> [Short exercise]
Of all the lines in the records, how many hold the word "ritawilson"? Answer with the number only.

> [Provided records]
══════════
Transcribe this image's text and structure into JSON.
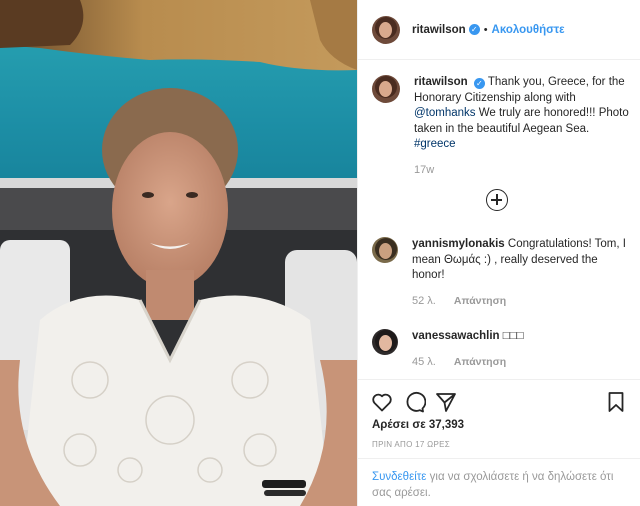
{
  "post": {
    "author": "ritawilson",
    "follow_label": "Ακολουθήστε",
    "separator": "•",
    "caption": {
      "username": "ritawilson",
      "text_1": "Thank you, Greece, for the Honorary Citizenship along with ",
      "mention": "@tomhanks",
      "text_2": " We truly are honored!!! Photo taken in the beautiful Aegean Sea. ",
      "hashtag": "#greece",
      "age": "17w"
    },
    "comments": [
      {
        "username": "yannismylonakis",
        "text": "Congratulations! Tom, I mean Θωμάς :) , really deserved the honor!",
        "likes": "52 λ.",
        "reply": "Απάντηση"
      },
      {
        "username": "vanessawachlin",
        "text": "□□□",
        "likes": "45 λ.",
        "reply": "Απάντηση"
      }
    ],
    "likes_label": "Αρέσει σε 37,393",
    "timestamp": "ΠΡΙΝ ΑΠΟ 17 ΩΡΕΣ",
    "login_prompt": {
      "link": "Συνδεθείτε",
      "text": " για να σχολιάσετε ή να δηλώσετε ότι σας αρέσει."
    }
  },
  "icons": {
    "like": "heart-icon",
    "comment": "comment-icon",
    "share": "share-icon",
    "save": "bookmark-icon",
    "load_more": "plus-circle-icon",
    "verified": "verified-badge-icon"
  },
  "colors": {
    "accent_blue": "#3897f0",
    "link_dark": "#003569",
    "muted": "#999999",
    "border": "#efefef",
    "text": "#262626"
  }
}
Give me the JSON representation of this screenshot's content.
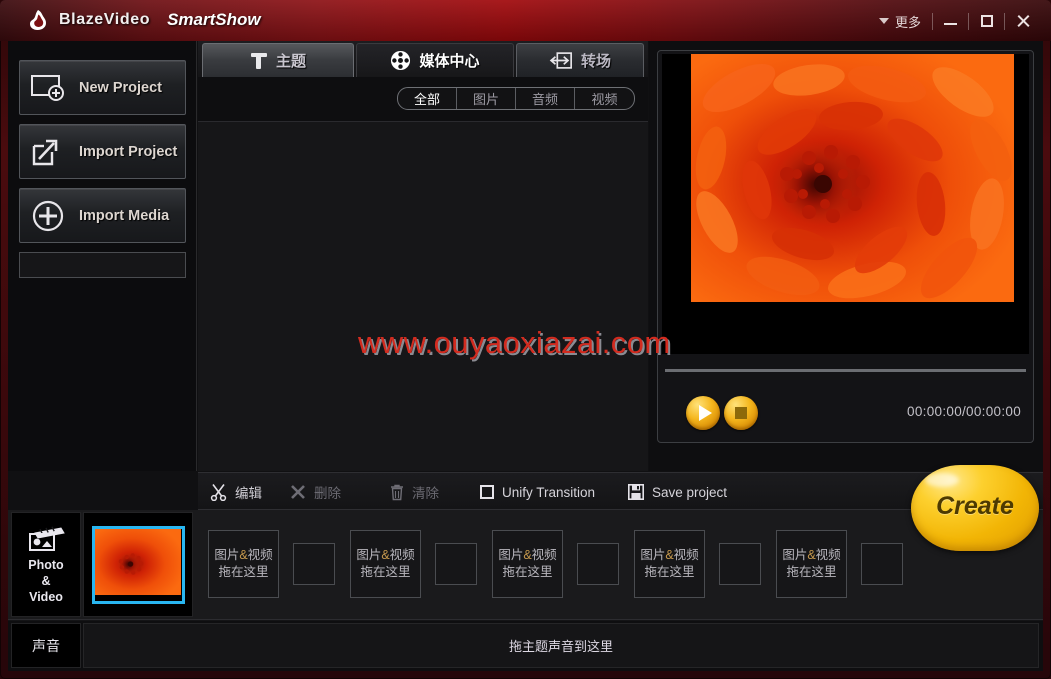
{
  "window": {
    "brand_primary": "BlazeVideo",
    "brand_secondary": "SmartShow",
    "more_label": "更多",
    "minimize_label": "Minimize",
    "maximize_label": "Maximize",
    "close_label": "Close",
    "accent_color": "#a1090c"
  },
  "sidebar": {
    "buttons": [
      {
        "label": "New Project",
        "icon": "new-project-icon"
      },
      {
        "label": "Import  Project",
        "icon": "import-project-icon"
      },
      {
        "label": "Import Media",
        "icon": "import-media-icon"
      }
    ]
  },
  "tabs": [
    {
      "label": "主题",
      "icon": "text-t-icon",
      "active": false
    },
    {
      "label": "媒体中心",
      "icon": "film-reel-icon",
      "active": true
    },
    {
      "label": "转场",
      "icon": "transition-arrow-icon",
      "active": false
    }
  ],
  "filters": [
    {
      "label": "全部",
      "active": true
    },
    {
      "label": "图片",
      "active": false
    },
    {
      "label": "音频",
      "active": false
    },
    {
      "label": "视频",
      "active": false
    }
  ],
  "preview": {
    "timecode": "00:00:00/00:00:00",
    "play_label": "Play",
    "stop_label": "Stop"
  },
  "create": {
    "label": "Create",
    "color": "#f2b505"
  },
  "toolbar": {
    "edit_label": "编辑",
    "delete_label": "删除",
    "clear_label": "清除",
    "unify_label": "Unify Transition",
    "unify_checked": false,
    "save_label": "Save project"
  },
  "timeline": {
    "photo_video_lines": [
      "Photo",
      "&",
      "Video"
    ],
    "audio_label": "声音",
    "audio_placeholder": "拖主题声音到这里",
    "drop_prefix": "图片",
    "drop_amp": "&",
    "drop_suffix": "视频",
    "drop_line2": "拖在这里",
    "selected_thumb_border": "#29b6f0",
    "drop_slots": 4,
    "transition_slots": 4
  },
  "watermark": {
    "text": "www.ouyaoxiazai.com",
    "color": "#d22b1f"
  }
}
══════════
> [Response to this task]
2